-- RECORDS FOR THIS EXERCISE start --

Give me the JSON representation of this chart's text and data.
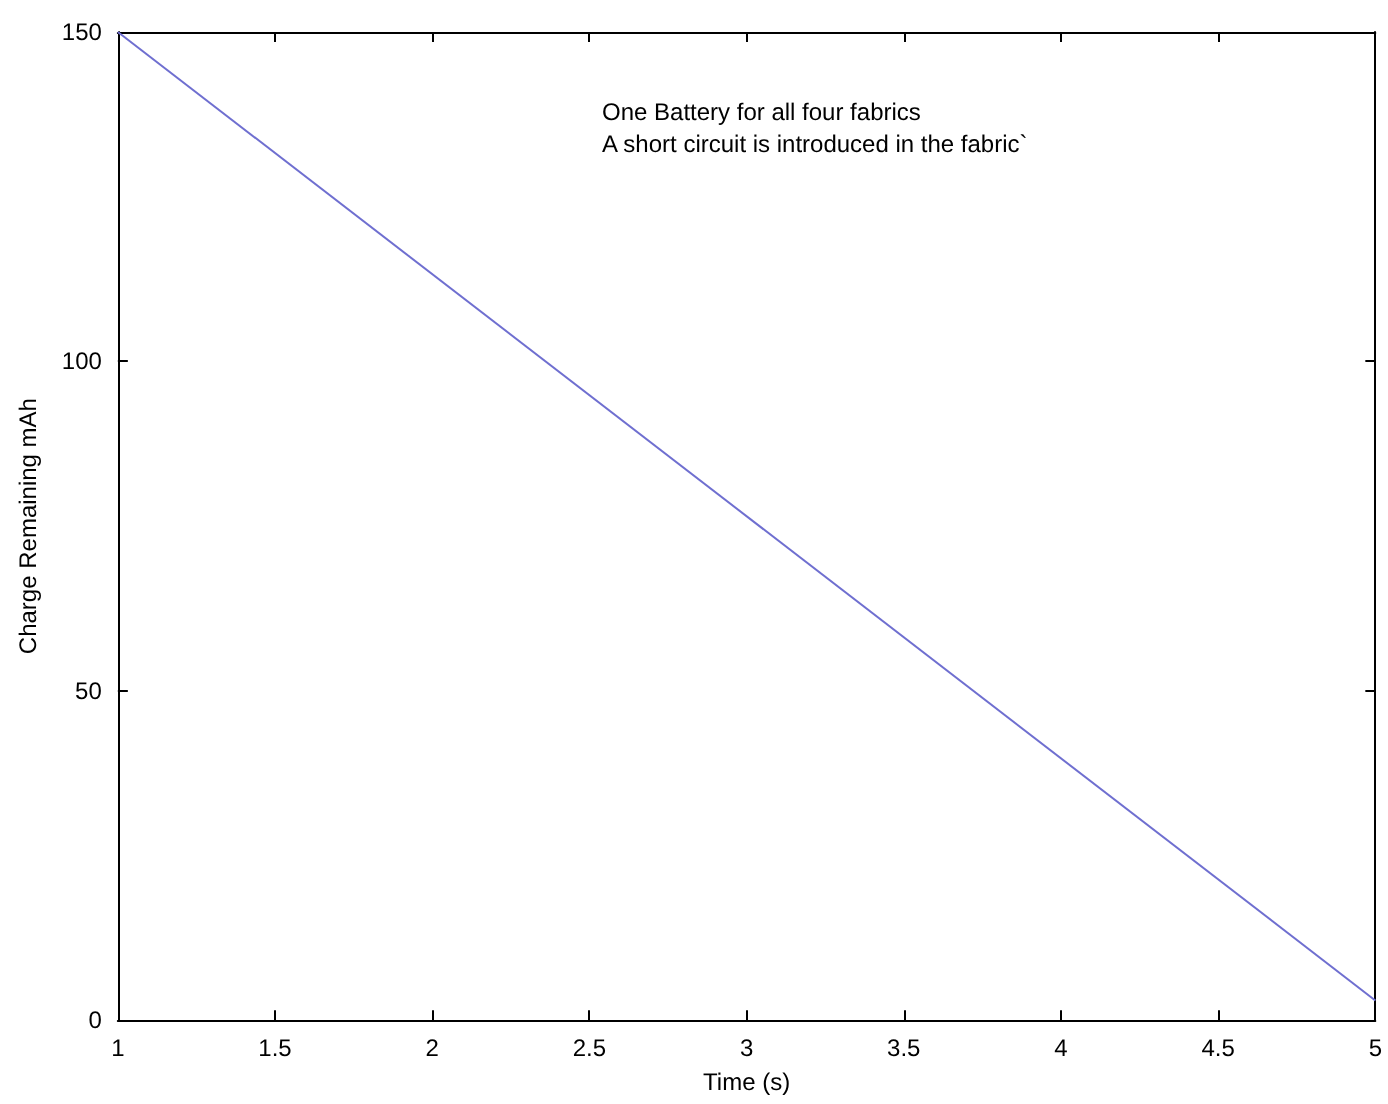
{
  "chart_data": {
    "type": "line",
    "xlabel": "Time (s)",
    "ylabel": "Charge Remaining mAh",
    "annotations": [
      "One Battery for all four fabrics",
      "A short circuit is introduced in the fabric`"
    ],
    "x": [
      1,
      5
    ],
    "series": [
      {
        "color": "#6f6fd0",
        "values": [
          150,
          3
        ]
      }
    ],
    "xlim": [
      1,
      5
    ],
    "xticks": [
      1,
      1.5,
      2,
      2.5,
      3,
      3.5,
      4,
      4.5,
      5
    ],
    "ylim": [
      0,
      150
    ],
    "yticks": [
      0,
      50,
      100,
      150
    ],
    "marker": "none",
    "line_style": "solid"
  }
}
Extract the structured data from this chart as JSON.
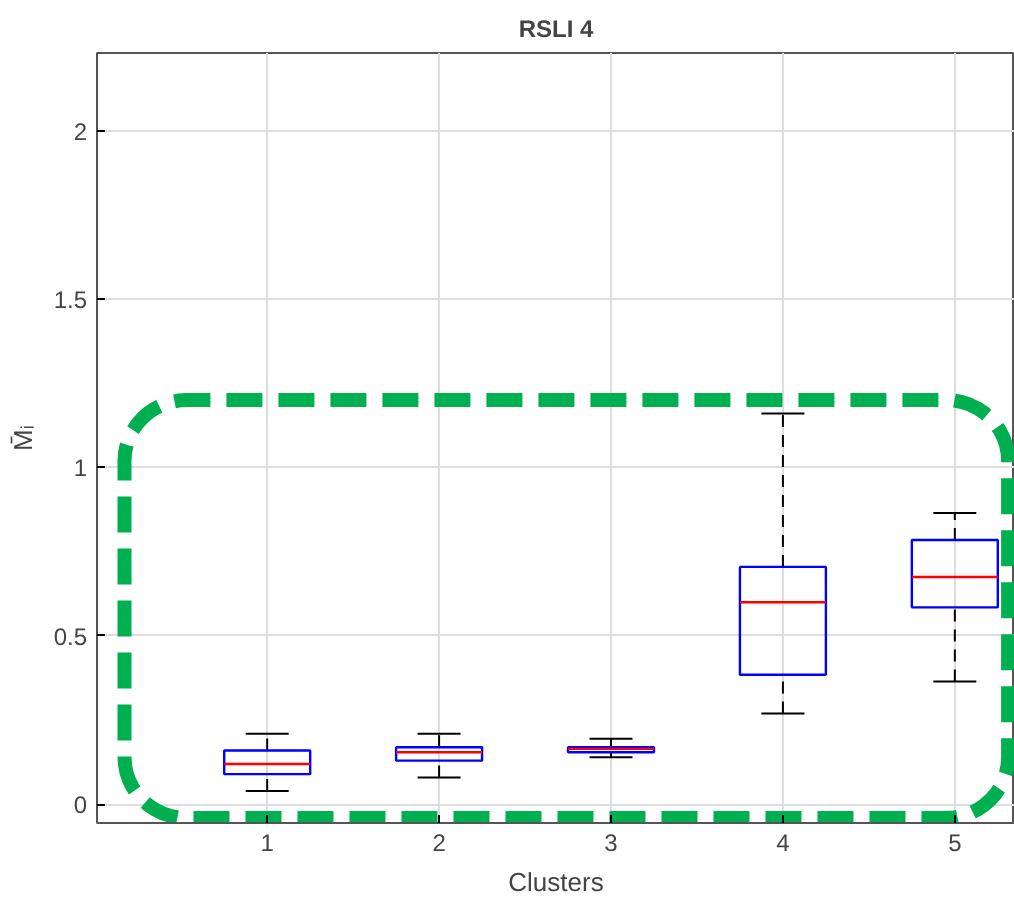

-- RECORDS FOR THIS EXERCISE end --

### EXERCISE
Leave out the pictures and restate everything else word for word.

### TASK ANSWER
Give me the JSON representation of this chart's text and data.
{
  "chart_data": {
    "type": "line",
    "xlabel": "Time (s)",
    "ylabel": "Charge Remaining mAh",
    "annotations": [
      "One Battery for all four fabrics",
      "A short circuit is introduced in the fabric`"
    ],
    "x": [
      1,
      5
    ],
    "series": [
      {
        "color": "#6f6fd0",
        "values": [
          150,
          3
        ]
      }
    ],
    "xlim": [
      1,
      5
    ],
    "xticks": [
      1,
      1.5,
      2,
      2.5,
      3,
      3.5,
      4,
      4.5,
      5
    ],
    "ylim": [
      0,
      150
    ],
    "yticks": [
      0,
      50,
      100,
      150
    ],
    "marker": "none",
    "line_style": "solid"
  }
}
Extract the structured data from this chart as JSON.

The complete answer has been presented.